* [STATED GOAL]
Reproduce the listing below in its entirety. Change nothing.

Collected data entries
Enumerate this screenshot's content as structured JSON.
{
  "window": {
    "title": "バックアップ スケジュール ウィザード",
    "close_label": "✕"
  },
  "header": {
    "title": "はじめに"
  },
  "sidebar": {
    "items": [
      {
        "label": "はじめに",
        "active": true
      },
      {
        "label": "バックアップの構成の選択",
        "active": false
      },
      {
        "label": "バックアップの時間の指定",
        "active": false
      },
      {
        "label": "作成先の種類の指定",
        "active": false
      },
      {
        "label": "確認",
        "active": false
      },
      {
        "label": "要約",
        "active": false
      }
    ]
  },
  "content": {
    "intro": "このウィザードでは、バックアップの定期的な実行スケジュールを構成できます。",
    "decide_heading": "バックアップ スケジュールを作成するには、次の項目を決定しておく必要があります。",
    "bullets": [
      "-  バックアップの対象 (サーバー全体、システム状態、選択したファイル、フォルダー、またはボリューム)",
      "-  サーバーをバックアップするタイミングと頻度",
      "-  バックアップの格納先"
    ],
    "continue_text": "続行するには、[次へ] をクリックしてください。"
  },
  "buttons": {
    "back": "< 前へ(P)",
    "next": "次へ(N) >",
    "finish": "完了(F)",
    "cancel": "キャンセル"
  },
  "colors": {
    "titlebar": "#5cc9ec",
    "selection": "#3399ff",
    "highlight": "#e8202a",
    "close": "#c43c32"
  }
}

* [ANSWER]
Enumerate this screenshot's content as structured JSON.
{
  "window": {
    "title": "バックアップ スケジュール ウィザード",
    "close_label": "✕"
  },
  "header": {
    "title": "はじめに"
  },
  "sidebar": {
    "items": [
      {
        "label": "はじめに",
        "active": true
      },
      {
        "label": "バックアップの構成の選択",
        "active": false
      },
      {
        "label": "バックアップの時間の指定",
        "active": false
      },
      {
        "label": "作成先の種類の指定",
        "active": false
      },
      {
        "label": "確認",
        "active": false
      },
      {
        "label": "要約",
        "active": false
      }
    ]
  },
  "content": {
    "intro": "このウィザードでは、バックアップの定期的な実行スケジュールを構成できます。",
    "decide_heading": "バックアップ スケジュールを作成するには、次の項目を決定しておく必要があります。",
    "bullets": [
      "-  バックアップの対象 (サーバー全体、システム状態、選択したファイル、フォルダー、またはボリューム)",
      "-  サーバーをバックアップするタイミングと頻度",
      "-  バックアップの格納先"
    ],
    "continue_text": "続行するには、[次へ] をクリックしてください。"
  },
  "buttons": {
    "back": "< 前へ(P)",
    "next": "次へ(N) >",
    "finish": "完了(F)",
    "cancel": "キャンセル"
  },
  "colors": {
    "titlebar": "#5cc9ec",
    "selection": "#3399ff",
    "highlight": "#e8202a",
    "close": "#c43c32"
  }
}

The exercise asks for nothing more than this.